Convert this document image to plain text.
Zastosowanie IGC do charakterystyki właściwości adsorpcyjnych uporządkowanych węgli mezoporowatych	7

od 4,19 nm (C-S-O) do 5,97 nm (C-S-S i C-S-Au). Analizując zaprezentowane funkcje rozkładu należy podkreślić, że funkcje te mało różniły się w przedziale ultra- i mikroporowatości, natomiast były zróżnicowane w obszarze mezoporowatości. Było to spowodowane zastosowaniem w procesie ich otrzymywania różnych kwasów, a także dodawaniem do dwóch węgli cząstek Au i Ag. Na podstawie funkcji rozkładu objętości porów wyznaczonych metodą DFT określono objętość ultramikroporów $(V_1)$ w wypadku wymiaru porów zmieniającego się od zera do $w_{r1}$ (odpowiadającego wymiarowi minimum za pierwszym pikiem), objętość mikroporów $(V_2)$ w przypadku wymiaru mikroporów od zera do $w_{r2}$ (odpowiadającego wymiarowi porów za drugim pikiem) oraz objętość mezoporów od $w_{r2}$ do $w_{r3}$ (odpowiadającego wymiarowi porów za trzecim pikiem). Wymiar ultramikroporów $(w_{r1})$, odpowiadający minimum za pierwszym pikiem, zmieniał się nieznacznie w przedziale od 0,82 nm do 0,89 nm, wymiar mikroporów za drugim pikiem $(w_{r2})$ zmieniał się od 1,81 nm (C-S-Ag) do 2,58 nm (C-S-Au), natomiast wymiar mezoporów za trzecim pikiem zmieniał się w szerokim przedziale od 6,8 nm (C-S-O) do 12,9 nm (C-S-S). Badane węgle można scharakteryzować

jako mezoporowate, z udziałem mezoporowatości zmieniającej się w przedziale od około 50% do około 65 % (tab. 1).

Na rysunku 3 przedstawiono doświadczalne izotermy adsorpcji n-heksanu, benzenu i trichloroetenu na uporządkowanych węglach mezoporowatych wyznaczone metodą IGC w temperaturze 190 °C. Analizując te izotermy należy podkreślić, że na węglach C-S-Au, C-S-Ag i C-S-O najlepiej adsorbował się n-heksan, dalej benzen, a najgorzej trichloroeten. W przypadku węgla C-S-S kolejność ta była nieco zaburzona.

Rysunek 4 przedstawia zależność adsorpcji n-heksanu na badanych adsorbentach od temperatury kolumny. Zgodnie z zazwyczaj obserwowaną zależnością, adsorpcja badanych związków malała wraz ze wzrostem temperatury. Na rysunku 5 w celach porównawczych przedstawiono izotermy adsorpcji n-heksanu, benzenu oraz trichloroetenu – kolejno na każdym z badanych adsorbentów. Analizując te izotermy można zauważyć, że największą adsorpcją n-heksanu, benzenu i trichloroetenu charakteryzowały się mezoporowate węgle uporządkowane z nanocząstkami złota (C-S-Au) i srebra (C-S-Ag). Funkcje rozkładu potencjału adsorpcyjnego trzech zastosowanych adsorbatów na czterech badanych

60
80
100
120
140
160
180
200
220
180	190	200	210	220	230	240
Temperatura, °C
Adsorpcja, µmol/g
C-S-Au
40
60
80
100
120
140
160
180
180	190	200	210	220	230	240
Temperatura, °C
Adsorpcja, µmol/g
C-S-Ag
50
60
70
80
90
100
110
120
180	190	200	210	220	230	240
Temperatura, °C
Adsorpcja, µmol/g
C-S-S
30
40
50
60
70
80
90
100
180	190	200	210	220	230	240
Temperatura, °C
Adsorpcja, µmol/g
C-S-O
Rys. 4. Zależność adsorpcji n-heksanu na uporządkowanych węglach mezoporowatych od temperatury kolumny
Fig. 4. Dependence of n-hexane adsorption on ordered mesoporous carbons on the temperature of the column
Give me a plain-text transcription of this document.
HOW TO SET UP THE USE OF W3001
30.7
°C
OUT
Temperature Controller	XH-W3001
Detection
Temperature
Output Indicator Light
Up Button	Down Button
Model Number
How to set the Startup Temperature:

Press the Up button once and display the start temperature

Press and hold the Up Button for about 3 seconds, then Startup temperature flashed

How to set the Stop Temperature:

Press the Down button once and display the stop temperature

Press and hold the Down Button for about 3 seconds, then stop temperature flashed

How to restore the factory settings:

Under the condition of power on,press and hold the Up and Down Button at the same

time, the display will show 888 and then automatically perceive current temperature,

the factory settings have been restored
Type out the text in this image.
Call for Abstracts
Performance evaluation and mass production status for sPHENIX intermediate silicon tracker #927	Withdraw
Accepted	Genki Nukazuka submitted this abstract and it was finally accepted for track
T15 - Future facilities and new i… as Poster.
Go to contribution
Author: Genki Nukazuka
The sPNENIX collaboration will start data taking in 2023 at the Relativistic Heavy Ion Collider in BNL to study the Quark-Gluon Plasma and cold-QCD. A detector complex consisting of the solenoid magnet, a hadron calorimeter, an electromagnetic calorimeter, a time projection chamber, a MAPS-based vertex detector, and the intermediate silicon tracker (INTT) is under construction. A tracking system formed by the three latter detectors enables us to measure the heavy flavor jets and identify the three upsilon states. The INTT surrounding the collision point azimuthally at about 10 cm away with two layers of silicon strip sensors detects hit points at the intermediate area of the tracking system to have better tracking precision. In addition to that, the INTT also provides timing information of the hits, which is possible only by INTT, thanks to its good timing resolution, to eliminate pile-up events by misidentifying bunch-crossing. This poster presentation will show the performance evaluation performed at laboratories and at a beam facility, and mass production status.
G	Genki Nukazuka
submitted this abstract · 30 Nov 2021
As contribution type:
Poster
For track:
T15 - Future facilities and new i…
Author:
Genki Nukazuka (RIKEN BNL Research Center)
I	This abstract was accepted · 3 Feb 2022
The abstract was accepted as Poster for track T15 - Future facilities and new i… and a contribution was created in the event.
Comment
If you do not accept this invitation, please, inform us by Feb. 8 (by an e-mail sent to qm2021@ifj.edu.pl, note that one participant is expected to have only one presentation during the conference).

----

### WHAT YOU WILL DO
Your answer should be a single number: the count of lines that contain "settings".

### SOLVED PROBLEM
2